Entries from a dataset:
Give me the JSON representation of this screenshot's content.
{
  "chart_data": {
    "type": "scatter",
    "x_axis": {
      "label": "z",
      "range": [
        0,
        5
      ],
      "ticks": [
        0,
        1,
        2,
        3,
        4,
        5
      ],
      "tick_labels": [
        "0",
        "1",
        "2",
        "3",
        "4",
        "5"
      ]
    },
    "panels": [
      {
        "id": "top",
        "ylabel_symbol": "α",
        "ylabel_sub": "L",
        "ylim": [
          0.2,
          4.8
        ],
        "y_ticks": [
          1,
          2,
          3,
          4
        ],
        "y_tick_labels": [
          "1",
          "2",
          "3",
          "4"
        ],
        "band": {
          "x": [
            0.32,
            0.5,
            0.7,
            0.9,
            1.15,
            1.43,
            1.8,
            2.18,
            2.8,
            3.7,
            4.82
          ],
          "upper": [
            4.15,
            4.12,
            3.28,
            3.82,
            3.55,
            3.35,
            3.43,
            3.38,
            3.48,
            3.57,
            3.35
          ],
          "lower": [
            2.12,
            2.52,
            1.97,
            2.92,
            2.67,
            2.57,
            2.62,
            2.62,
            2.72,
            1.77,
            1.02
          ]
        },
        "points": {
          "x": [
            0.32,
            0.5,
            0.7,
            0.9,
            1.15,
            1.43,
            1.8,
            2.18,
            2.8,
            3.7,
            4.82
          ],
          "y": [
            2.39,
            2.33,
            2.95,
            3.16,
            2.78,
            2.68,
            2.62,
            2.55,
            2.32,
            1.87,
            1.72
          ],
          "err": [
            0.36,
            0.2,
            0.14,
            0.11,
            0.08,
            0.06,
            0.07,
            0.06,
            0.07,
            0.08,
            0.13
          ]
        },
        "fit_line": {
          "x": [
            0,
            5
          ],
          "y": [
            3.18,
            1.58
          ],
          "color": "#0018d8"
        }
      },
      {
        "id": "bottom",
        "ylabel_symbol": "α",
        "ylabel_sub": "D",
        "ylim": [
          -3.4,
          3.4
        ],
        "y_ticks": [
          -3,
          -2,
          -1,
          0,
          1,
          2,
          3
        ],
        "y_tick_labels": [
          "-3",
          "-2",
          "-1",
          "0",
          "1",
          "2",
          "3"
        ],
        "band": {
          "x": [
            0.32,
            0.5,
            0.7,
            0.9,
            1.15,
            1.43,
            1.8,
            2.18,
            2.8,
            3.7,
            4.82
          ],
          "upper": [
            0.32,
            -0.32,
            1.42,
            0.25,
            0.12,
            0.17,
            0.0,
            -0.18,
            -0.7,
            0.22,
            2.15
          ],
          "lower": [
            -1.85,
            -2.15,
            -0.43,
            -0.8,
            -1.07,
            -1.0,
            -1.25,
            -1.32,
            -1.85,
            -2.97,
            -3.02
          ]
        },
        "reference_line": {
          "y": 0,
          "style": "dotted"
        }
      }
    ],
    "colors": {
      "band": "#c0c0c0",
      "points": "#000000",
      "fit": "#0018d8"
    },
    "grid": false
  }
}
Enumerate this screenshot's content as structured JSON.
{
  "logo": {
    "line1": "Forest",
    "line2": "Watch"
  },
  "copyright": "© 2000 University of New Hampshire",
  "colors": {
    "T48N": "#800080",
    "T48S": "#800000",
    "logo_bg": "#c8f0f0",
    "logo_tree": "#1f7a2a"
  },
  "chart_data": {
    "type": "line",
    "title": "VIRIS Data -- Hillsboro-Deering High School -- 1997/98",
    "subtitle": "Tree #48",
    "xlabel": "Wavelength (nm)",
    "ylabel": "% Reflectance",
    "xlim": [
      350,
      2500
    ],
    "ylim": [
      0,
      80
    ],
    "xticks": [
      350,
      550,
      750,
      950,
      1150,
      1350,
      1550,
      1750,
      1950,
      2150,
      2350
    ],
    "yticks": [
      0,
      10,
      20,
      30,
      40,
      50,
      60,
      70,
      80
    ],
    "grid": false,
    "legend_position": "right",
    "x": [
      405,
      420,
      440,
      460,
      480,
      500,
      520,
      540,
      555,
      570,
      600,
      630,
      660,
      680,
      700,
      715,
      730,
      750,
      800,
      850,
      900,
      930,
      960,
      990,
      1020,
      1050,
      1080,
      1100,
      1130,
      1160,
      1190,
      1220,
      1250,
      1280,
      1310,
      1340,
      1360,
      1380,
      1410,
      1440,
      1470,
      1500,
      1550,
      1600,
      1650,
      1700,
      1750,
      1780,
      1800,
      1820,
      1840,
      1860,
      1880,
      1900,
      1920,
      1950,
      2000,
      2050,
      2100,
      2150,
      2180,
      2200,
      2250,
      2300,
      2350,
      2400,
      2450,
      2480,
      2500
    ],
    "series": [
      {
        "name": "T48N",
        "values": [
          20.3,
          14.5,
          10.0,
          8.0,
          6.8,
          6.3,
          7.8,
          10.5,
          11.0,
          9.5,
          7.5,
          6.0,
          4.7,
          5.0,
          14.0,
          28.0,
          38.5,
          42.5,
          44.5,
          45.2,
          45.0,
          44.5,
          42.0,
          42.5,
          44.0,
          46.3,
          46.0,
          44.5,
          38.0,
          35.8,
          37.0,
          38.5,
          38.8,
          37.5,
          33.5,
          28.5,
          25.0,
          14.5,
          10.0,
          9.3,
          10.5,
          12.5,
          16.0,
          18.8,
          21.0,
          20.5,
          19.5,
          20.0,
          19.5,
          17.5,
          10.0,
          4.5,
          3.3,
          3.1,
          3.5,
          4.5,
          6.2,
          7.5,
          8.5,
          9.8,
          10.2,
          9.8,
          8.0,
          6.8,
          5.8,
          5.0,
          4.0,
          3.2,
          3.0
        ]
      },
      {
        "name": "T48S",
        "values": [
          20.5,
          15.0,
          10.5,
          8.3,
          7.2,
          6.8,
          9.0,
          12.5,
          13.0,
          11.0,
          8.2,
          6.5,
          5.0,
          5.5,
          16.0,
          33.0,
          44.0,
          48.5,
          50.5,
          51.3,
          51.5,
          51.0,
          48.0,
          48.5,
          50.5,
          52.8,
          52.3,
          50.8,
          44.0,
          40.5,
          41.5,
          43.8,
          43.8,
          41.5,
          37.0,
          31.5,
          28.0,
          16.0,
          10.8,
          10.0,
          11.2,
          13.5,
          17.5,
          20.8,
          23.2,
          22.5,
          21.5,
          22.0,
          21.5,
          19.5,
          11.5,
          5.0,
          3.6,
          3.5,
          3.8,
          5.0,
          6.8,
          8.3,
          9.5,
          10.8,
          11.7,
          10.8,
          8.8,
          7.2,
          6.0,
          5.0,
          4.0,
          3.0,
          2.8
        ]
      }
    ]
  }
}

SET PROBLEM >>
Write out each line of the data above again, exactly as given.

RESPONSE FOR THIS EXERCISE >>
Give me the JSON representation of this screenshot's content.
{
  "chart_data": {
    "type": "scatter",
    "x_axis": {
      "label": "z",
      "range": [
        0,
        5
      ],
      "ticks": [
        0,
        1,
        2,
        3,
        4,
        5
      ],
      "tick_labels": [
        "0",
        "1",
        "2",
        "3",
        "4",
        "5"
      ]
    },
    "panels": [
      {
        "id": "top",
        "ylabel_symbol": "α",
        "ylabel_sub": "L",
        "ylim": [
          0.2,
          4.8
        ],
        "y_ticks": [
          1,
          2,
          3,
          4
        ],
        "y_tick_labels": [
          "1",
          "2",
          "3",
          "4"
        ],
        "band": {
          "x": [
            0.32,
            0.5,
            0.7,
            0.9,
            1.15,
            1.43,
            1.8,
            2.18,
            2.8,
            3.7,
            4.82
          ],
          "upper": [
            4.15,
            4.12,
            3.28,
            3.82,
            3.55,
            3.35,
            3.43,
            3.38,
            3.48,
            3.57,
            3.35
          ],
          "lower": [
            2.12,
            2.52,
            1.97,
            2.92,
            2.67,
            2.57,
            2.62,
            2.62,
            2.72,
            1.77,
            1.02
          ]
        },
        "points": {
          "x": [
            0.32,
            0.5,
            0.7,
            0.9,
            1.15,
            1.43,
            1.8,
            2.18,
            2.8,
            3.7,
            4.82
          ],
          "y": [
            2.39,
            2.33,
            2.95,
            3.16,
            2.78,
            2.68,
            2.62,
            2.55,
            2.32,
            1.87,
            1.72
          ],
          "err": [
            0.36,
            0.2,
            0.14,
            0.11,
            0.08,
            0.06,
            0.07,
            0.06,
            0.07,
            0.08,
            0.13
          ]
        },
        "fit_line": {
          "x": [
            0,
            5
          ],
          "y": [
            3.18,
            1.58
          ],
          "color": "#0018d8"
        }
      },
      {
        "id": "bottom",
        "ylabel_symbol": "α",
        "ylabel_sub": "D",
        "ylim": [
          -3.4,
          3.4
        ],
        "y_ticks": [
          -3,
          -2,
          -1,
          0,
          1,
          2,
          3
        ],
        "y_tick_labels": [
          "-3",
          "-2",
          "-1",
          "0",
          "1",
          "2",
          "3"
        ],
        "band": {
          "x": [
            0.32,
            0.5,
            0.7,
            0.9,
            1.15,
            1.43,
            1.8,
            2.18,
            2.8,
            3.7,
            4.82
          ],
          "upper": [
            0.32,
            -0.32,
            1.42,
            0.25,
            0.12,
            0.17,
            0.0,
            -0.18,
            -0.7,
            0.22,
            2.15
          ],
          "lower": [
            -1.85,
            -2.15,
            -0.43,
            -0.8,
            -1.07,
            -1.0,
            -1.25,
            -1.32,
            -1.85,
            -2.97,
            -3.02
          ]
        },
        "reference_line": {
          "y": 0,
          "style": "dotted"
        }
      }
    ],
    "colors": {
      "band": "#c0c0c0",
      "points": "#000000",
      "fit": "#0018d8"
    },
    "grid": false
  }
}
Enumerate this screenshot's content as structured JSON.
{
  "logo": {
    "line1": "Forest",
    "line2": "Watch"
  },
  "copyright": "© 2000 University of New Hampshire",
  "colors": {
    "T48N": "#800080",
    "T48S": "#800000",
    "logo_bg": "#c8f0f0",
    "logo_tree": "#1f7a2a"
  },
  "chart_data": {
    "type": "line",
    "title": "VIRIS Data -- Hillsboro-Deering High School -- 1997/98",
    "subtitle": "Tree #48",
    "xlabel": "Wavelength (nm)",
    "ylabel": "% Reflectance",
    "xlim": [
      350,
      2500
    ],
    "ylim": [
      0,
      80
    ],
    "xticks": [
      350,
      550,
      750,
      950,
      1150,
      1350,
      1550,
      1750,
      1950,
      2150,
      2350
    ],
    "yticks": [
      0,
      10,
      20,
      30,
      40,
      50,
      60,
      70,
      80
    ],
    "grid": false,
    "legend_position": "right",
    "x": [
      405,
      420,
      440,
      460,
      480,
      500,
      520,
      540,
      555,
      570,
      600,
      630,
      660,
      680,
      700,
      715,
      730,
      750,
      800,
      850,
      900,
      930,
      960,
      990,
      1020,
      1050,
      1080,
      1100,
      1130,
      1160,
      1190,
      1220,
      1250,
      1280,
      1310,
      1340,
      1360,
      1380,
      1410,
      1440,
      1470,
      1500,
      1550,
      1600,
      1650,
      1700,
      1750,
      1780,
      1800,
      1820,
      1840,
      1860,
      1880,
      1900,
      1920,
      1950,
      2000,
      2050,
      2100,
      2150,
      2180,
      2200,
      2250,
      2300,
      2350,
      2400,
      2450,
      2480,
      2500
    ],
    "series": [
      {
        "name": "T48N",
        "values": [
          20.3,
          14.5,
          10.0,
          8.0,
          6.8,
          6.3,
          7.8,
          10.5,
          11.0,
          9.5,
          7.5,
          6.0,
          4.7,
          5.0,
          14.0,
          28.0,
          38.5,
          42.5,
          44.5,
          45.2,
          45.0,
          44.5,
          42.0,
          42.5,
          44.0,
          46.3,
          46.0,
          44.5,
          38.0,
          35.8,
          37.0,
          38.5,
          38.8,
          37.5,
          33.5,
          28.5,
          25.0,
          14.5,
          10.0,
          9.3,
          10.5,
          12.5,
          16.0,
          18.8,
          21.0,
          20.5,
          19.5,
          20.0,
          19.5,
          17.5,
          10.0,
          4.5,
          3.3,
          3.1,
          3.5,
          4.5,
          6.2,
          7.5,
          8.5,
          9.8,
          10.2,
          9.8,
          8.0,
          6.8,
          5.8,
          5.0,
          4.0,
          3.2,
          3.0
        ]
      },
      {
        "name": "T48S",
        "values": [
          20.5,
          15.0,
          10.5,
          8.3,
          7.2,
          6.8,
          9.0,
          12.5,
          13.0,
          11.0,
          8.2,
          6.5,
          5.0,
          5.5,
          16.0,
          33.0,
          44.0,
          48.5,
          50.5,
          51.3,
          51.5,
          51.0,
          48.0,
          48.5,
          50.5,
          52.8,
          52.3,
          50.8,
          44.0,
          40.5,
          41.5,
          43.8,
          43.8,
          41.5,
          37.0,
          31.5,
          28.0,
          16.0,
          10.8,
          10.0,
          11.2,
          13.5,
          17.5,
          20.8,
          23.2,
          22.5,
          21.5,
          22.0,
          21.5,
          19.5,
          11.5,
          5.0,
          3.6,
          3.5,
          3.8,
          5.0,
          6.8,
          8.3,
          9.5,
          10.8,
          11.7,
          10.8,
          8.8,
          7.2,
          6.0,
          5.0,
          4.0,
          3.0,
          2.8
        ]
      }
    ]
  }
}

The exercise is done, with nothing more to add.